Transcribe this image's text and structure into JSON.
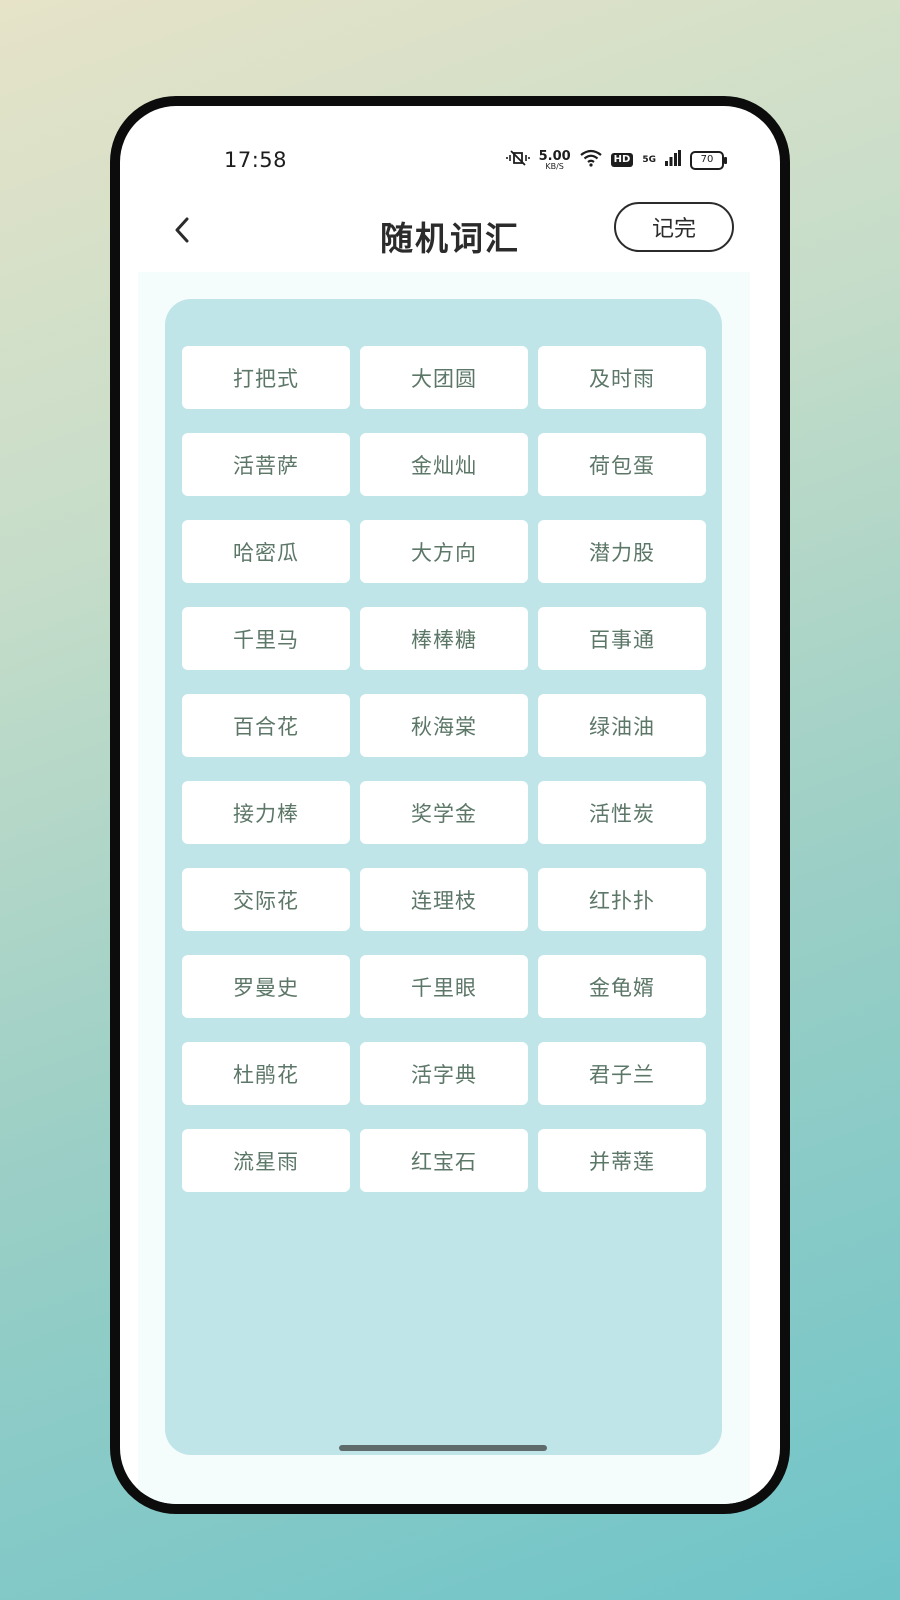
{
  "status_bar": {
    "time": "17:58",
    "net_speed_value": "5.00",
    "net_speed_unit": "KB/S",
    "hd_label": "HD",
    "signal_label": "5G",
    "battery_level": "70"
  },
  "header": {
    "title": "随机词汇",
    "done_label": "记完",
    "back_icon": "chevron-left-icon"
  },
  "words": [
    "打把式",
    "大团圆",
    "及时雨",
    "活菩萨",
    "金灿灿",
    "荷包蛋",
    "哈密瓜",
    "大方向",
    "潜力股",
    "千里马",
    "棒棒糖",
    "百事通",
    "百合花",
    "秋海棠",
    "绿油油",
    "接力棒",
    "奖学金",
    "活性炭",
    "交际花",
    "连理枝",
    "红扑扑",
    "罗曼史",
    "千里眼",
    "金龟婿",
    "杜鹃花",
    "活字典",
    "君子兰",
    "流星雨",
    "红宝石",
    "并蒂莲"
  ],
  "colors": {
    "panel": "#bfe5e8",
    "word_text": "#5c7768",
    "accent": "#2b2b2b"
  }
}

◆ ◆ ◆

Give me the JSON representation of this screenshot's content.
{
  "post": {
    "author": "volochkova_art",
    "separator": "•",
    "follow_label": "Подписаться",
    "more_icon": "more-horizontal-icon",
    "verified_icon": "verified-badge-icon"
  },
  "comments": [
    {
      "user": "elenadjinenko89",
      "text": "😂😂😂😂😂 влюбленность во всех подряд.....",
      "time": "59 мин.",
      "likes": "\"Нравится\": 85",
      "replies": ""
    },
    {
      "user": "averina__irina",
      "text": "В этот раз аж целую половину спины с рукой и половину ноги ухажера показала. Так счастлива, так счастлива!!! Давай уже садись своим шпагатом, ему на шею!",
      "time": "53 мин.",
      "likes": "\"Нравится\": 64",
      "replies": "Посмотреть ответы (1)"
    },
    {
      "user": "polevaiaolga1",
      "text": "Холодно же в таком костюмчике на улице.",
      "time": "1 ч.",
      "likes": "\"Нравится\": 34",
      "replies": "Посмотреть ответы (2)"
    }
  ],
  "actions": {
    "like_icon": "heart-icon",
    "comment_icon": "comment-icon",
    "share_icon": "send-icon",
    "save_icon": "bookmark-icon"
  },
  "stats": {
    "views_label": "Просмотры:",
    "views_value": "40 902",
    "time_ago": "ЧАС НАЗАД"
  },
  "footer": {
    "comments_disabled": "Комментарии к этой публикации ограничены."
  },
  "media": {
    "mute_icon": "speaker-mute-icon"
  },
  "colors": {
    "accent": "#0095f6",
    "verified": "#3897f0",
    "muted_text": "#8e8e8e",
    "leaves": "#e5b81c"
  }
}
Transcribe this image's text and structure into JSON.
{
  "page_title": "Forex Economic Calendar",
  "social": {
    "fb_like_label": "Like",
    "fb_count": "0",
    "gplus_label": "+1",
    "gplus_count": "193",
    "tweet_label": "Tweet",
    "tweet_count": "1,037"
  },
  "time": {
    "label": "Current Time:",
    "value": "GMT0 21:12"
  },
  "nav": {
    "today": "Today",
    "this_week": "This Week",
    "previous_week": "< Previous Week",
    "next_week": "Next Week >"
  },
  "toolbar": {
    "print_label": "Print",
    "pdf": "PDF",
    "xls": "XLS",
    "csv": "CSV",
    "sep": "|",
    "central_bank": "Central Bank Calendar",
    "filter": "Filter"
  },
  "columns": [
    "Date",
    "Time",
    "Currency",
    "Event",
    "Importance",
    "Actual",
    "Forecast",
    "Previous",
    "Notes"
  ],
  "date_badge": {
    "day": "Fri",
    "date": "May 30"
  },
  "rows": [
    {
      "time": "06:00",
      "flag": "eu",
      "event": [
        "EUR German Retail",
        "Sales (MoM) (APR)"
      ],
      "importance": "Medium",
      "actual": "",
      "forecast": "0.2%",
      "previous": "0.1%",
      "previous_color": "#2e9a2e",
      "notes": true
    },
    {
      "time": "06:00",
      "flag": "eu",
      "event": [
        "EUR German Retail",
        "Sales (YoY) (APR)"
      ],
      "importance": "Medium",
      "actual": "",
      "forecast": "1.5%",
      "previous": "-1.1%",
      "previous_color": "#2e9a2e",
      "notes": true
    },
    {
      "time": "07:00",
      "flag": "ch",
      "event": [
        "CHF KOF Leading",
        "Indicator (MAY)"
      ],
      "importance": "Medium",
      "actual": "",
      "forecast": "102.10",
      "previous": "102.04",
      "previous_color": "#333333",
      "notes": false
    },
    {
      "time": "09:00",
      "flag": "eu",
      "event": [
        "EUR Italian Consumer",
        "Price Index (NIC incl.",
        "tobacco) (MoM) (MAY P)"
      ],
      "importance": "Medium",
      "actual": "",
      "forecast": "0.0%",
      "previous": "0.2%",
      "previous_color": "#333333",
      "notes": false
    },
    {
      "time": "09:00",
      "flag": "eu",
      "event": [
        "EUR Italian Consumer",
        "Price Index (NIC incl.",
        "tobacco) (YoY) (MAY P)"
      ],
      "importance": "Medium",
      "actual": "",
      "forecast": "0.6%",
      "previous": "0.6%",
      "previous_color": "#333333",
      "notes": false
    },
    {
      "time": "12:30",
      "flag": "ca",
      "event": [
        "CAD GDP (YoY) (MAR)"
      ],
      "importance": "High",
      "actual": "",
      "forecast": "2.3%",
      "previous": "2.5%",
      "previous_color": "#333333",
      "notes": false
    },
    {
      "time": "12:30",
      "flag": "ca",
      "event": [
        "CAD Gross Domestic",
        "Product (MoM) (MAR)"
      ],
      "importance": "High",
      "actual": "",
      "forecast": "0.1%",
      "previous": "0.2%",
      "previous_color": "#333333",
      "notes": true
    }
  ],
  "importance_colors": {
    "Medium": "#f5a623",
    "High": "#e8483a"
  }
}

◆ ◆ ◆

== Exercise prompt ==
State how many lines in the entries above include the word "verified"; reply with the number alone.

== Complete answer ==
2